## Entries drawn from a collection

========

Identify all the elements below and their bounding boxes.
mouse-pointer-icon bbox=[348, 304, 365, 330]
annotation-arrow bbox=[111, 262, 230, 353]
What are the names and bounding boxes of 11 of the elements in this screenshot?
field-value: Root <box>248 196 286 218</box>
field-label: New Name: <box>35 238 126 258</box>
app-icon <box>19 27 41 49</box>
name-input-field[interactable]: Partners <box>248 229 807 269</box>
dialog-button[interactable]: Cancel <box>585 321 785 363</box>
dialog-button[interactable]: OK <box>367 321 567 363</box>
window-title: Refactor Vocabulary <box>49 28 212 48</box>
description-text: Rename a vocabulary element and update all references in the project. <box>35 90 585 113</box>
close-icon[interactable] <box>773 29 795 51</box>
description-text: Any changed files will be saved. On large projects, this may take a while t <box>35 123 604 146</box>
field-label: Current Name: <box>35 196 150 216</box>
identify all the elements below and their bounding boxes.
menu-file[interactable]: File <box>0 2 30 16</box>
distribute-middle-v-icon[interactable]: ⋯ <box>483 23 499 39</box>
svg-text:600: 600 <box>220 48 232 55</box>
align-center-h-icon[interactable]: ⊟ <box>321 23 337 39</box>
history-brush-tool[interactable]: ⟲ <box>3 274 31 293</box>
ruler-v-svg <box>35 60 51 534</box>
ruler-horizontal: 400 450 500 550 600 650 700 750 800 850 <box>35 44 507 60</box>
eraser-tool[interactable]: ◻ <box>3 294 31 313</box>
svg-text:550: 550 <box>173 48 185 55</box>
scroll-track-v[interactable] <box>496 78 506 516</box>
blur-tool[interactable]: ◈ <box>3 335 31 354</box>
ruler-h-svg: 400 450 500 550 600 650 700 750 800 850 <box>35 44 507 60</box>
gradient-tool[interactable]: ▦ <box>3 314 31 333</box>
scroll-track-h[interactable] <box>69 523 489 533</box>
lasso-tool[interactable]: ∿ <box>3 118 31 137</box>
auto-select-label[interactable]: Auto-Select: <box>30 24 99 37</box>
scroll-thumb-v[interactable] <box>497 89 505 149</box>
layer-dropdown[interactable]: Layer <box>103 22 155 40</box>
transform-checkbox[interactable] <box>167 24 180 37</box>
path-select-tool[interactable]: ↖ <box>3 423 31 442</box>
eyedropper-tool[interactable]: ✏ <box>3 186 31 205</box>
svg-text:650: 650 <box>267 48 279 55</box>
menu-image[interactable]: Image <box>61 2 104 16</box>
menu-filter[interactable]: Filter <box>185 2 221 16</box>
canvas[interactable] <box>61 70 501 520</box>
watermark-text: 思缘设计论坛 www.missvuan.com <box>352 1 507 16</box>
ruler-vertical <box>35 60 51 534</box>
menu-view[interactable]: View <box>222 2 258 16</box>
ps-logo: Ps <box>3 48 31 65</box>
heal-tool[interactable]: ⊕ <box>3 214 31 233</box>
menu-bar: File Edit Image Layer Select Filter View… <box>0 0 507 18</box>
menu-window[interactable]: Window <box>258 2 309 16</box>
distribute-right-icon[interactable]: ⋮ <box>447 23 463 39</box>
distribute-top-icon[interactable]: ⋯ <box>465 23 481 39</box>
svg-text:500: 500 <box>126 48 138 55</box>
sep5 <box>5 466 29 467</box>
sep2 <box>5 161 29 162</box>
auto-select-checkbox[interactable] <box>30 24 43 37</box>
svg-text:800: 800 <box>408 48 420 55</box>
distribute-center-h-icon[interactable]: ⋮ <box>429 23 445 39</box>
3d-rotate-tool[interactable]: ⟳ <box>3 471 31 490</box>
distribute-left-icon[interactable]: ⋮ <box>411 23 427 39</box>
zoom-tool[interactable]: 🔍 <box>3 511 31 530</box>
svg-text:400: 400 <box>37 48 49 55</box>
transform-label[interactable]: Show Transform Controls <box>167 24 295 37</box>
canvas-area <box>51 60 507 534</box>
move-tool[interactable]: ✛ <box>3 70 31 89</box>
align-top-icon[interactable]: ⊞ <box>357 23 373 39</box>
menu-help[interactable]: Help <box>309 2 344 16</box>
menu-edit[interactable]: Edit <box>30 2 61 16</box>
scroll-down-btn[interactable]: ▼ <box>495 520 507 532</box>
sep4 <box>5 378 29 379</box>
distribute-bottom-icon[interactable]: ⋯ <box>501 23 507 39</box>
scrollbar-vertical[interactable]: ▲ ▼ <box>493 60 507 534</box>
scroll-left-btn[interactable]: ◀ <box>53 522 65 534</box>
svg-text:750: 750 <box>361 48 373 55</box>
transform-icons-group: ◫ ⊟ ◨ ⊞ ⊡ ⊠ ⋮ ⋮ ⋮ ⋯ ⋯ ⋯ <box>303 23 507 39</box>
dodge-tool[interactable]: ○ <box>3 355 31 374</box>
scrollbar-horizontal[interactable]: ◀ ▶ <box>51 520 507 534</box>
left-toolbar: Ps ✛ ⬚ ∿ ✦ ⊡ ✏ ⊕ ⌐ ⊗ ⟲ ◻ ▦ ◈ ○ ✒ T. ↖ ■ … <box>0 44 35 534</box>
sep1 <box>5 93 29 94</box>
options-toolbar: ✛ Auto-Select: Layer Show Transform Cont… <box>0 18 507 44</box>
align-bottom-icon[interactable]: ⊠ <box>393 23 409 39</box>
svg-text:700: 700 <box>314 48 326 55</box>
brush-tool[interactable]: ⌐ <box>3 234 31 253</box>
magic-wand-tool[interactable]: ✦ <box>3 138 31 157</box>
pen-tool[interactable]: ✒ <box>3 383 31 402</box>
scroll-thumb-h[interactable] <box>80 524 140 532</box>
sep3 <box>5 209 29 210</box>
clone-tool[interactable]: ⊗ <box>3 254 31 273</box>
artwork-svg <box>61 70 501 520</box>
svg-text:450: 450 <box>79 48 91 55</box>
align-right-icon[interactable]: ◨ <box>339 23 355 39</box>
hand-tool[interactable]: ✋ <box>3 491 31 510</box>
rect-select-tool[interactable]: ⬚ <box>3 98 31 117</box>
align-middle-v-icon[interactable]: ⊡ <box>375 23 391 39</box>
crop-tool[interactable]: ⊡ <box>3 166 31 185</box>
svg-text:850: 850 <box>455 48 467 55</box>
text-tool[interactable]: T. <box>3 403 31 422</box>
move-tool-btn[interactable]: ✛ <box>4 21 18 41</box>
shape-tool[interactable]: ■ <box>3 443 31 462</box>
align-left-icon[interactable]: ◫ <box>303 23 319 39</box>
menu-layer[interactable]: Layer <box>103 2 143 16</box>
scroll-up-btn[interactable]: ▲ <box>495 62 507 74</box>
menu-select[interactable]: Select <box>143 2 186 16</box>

========

Return every line of the listing above, unchanged and in the same order.

Identify all the elements below and their bounding boxes.
mouse-pointer-icon bbox=[348, 304, 365, 330]
annotation-arrow bbox=[111, 262, 230, 353]
What are the names and bounding boxes of 11 of the elements in this screenshot?
field-value: Root <box>248 196 286 218</box>
field-label: New Name: <box>35 238 126 258</box>
app-icon <box>19 27 41 49</box>
name-input-field[interactable]: Partners <box>248 229 807 269</box>
dialog-button[interactable]: Cancel <box>585 321 785 363</box>
dialog-button[interactable]: OK <box>367 321 567 363</box>
window-title: Refactor Vocabulary <box>49 28 212 48</box>
description-text: Rename a vocabulary element and update all references in the project. <box>35 90 585 113</box>
close-icon[interactable] <box>773 29 795 51</box>
description-text: Any changed files will be saved. On large projects, this may take a while t <box>35 123 604 146</box>
field-label: Current Name: <box>35 196 150 216</box>
identify all the elements below and their bounding boxes.
menu-file[interactable]: File <box>0 2 30 16</box>
distribute-middle-v-icon[interactable]: ⋯ <box>483 23 499 39</box>
svg-text:600: 600 <box>220 48 232 55</box>
align-center-h-icon[interactable]: ⊟ <box>321 23 337 39</box>
history-brush-tool[interactable]: ⟲ <box>3 274 31 293</box>
ruler-v-svg <box>35 60 51 534</box>
ruler-horizontal: 400 450 500 550 600 650 700 750 800 850 <box>35 44 507 60</box>
eraser-tool[interactable]: ◻ <box>3 294 31 313</box>
svg-text:550: 550 <box>173 48 185 55</box>
scroll-track-v[interactable] <box>496 78 506 516</box>
blur-tool[interactable]: ◈ <box>3 335 31 354</box>
ruler-h-svg: 400 450 500 550 600 650 700 750 800 850 <box>35 44 507 60</box>
gradient-tool[interactable]: ▦ <box>3 314 31 333</box>
scroll-track-h[interactable] <box>69 523 489 533</box>
lasso-tool[interactable]: ∿ <box>3 118 31 137</box>
auto-select-label[interactable]: Auto-Select: <box>30 24 99 37</box>
scroll-thumb-v[interactable] <box>497 89 505 149</box>
layer-dropdown[interactable]: Layer <box>103 22 155 40</box>
transform-checkbox[interactable] <box>167 24 180 37</box>
path-select-tool[interactable]: ↖ <box>3 423 31 442</box>
eyedropper-tool[interactable]: ✏ <box>3 186 31 205</box>
svg-text:650: 650 <box>267 48 279 55</box>
menu-image[interactable]: Image <box>61 2 104 16</box>
menu-filter[interactable]: Filter <box>185 2 221 16</box>
canvas[interactable] <box>61 70 501 520</box>
watermark-text: 思缘设计论坛 www.missvuan.com <box>352 1 507 16</box>
ruler-vertical <box>35 60 51 534</box>
menu-view[interactable]: View <box>222 2 258 16</box>
ps-logo: Ps <box>3 48 31 65</box>
heal-tool[interactable]: ⊕ <box>3 214 31 233</box>
menu-bar: File Edit Image Layer Select Filter View… <box>0 0 507 18</box>
menu-window[interactable]: Window <box>258 2 309 16</box>
distribute-right-icon[interactable]: ⋮ <box>447 23 463 39</box>
distribute-top-icon[interactable]: ⋯ <box>465 23 481 39</box>
svg-text:500: 500 <box>126 48 138 55</box>
sep5 <box>5 466 29 467</box>
sep2 <box>5 161 29 162</box>
auto-select-checkbox[interactable] <box>30 24 43 37</box>
svg-text:800: 800 <box>408 48 420 55</box>
distribute-center-h-icon[interactable]: ⋮ <box>429 23 445 39</box>
3d-rotate-tool[interactable]: ⟳ <box>3 471 31 490</box>
distribute-left-icon[interactable]: ⋮ <box>411 23 427 39</box>
zoom-tool[interactable]: 🔍 <box>3 511 31 530</box>
svg-text:400: 400 <box>37 48 49 55</box>
transform-label[interactable]: Show Transform Controls <box>167 24 295 37</box>
canvas-area <box>51 60 507 534</box>
move-tool[interactable]: ✛ <box>3 70 31 89</box>
align-top-icon[interactable]: ⊞ <box>357 23 373 39</box>
menu-help[interactable]: Help <box>309 2 344 16</box>
menu-edit[interactable]: Edit <box>30 2 61 16</box>
scroll-down-btn[interactable]: ▼ <box>495 520 507 532</box>
sep4 <box>5 378 29 379</box>
distribute-bottom-icon[interactable]: ⋯ <box>501 23 507 39</box>
scrollbar-vertical[interactable]: ▲ ▼ <box>493 60 507 534</box>
scroll-left-btn[interactable]: ◀ <box>53 522 65 534</box>
svg-text:750: 750 <box>361 48 373 55</box>
transform-icons-group: ◫ ⊟ ◨ ⊞ ⊡ ⊠ ⋮ ⋮ ⋮ ⋯ ⋯ ⋯ <box>303 23 507 39</box>
dodge-tool[interactable]: ○ <box>3 355 31 374</box>
scrollbar-horizontal[interactable]: ◀ ▶ <box>51 520 507 534</box>
left-toolbar: Ps ✛ ⬚ ∿ ✦ ⊡ ✏ ⊕ ⌐ ⊗ ⟲ ◻ ▦ ◈ ○ ✒ T. ↖ ■ … <box>0 44 35 534</box>
sep1 <box>5 93 29 94</box>
options-toolbar: ✛ Auto-Select: Layer Show Transform Cont… <box>0 18 507 44</box>
align-bottom-icon[interactable]: ⊠ <box>393 23 409 39</box>
svg-text:700: 700 <box>314 48 326 55</box>
brush-tool[interactable]: ⌐ <box>3 234 31 253</box>
magic-wand-tool[interactable]: ✦ <box>3 138 31 157</box>
pen-tool[interactable]: ✒ <box>3 383 31 402</box>
scroll-thumb-h[interactable] <box>80 524 140 532</box>
sep3 <box>5 209 29 210</box>
clone-tool[interactable]: ⊗ <box>3 254 31 273</box>
artwork-svg <box>61 70 501 520</box>
svg-text:450: 450 <box>79 48 91 55</box>
align-right-icon[interactable]: ◨ <box>339 23 355 39</box>
hand-tool[interactable]: ✋ <box>3 491 31 510</box>
rect-select-tool[interactable]: ⬚ <box>3 98 31 117</box>
align-middle-v-icon[interactable]: ⊡ <box>375 23 391 39</box>
crop-tool[interactable]: ⊡ <box>3 166 31 185</box>
svg-text:850: 850 <box>455 48 467 55</box>
text-tool[interactable]: T. <box>3 403 31 422</box>
move-tool-btn[interactable]: ✛ <box>4 21 18 41</box>
shape-tool[interactable]: ■ <box>3 443 31 462</box>
align-left-icon[interactable]: ◫ <box>303 23 319 39</box>
menu-layer[interactable]: Layer <box>103 2 143 16</box>
scroll-up-btn[interactable]: ▲ <box>495 62 507 74</box>
menu-select[interactable]: Select <box>143 2 186 16</box>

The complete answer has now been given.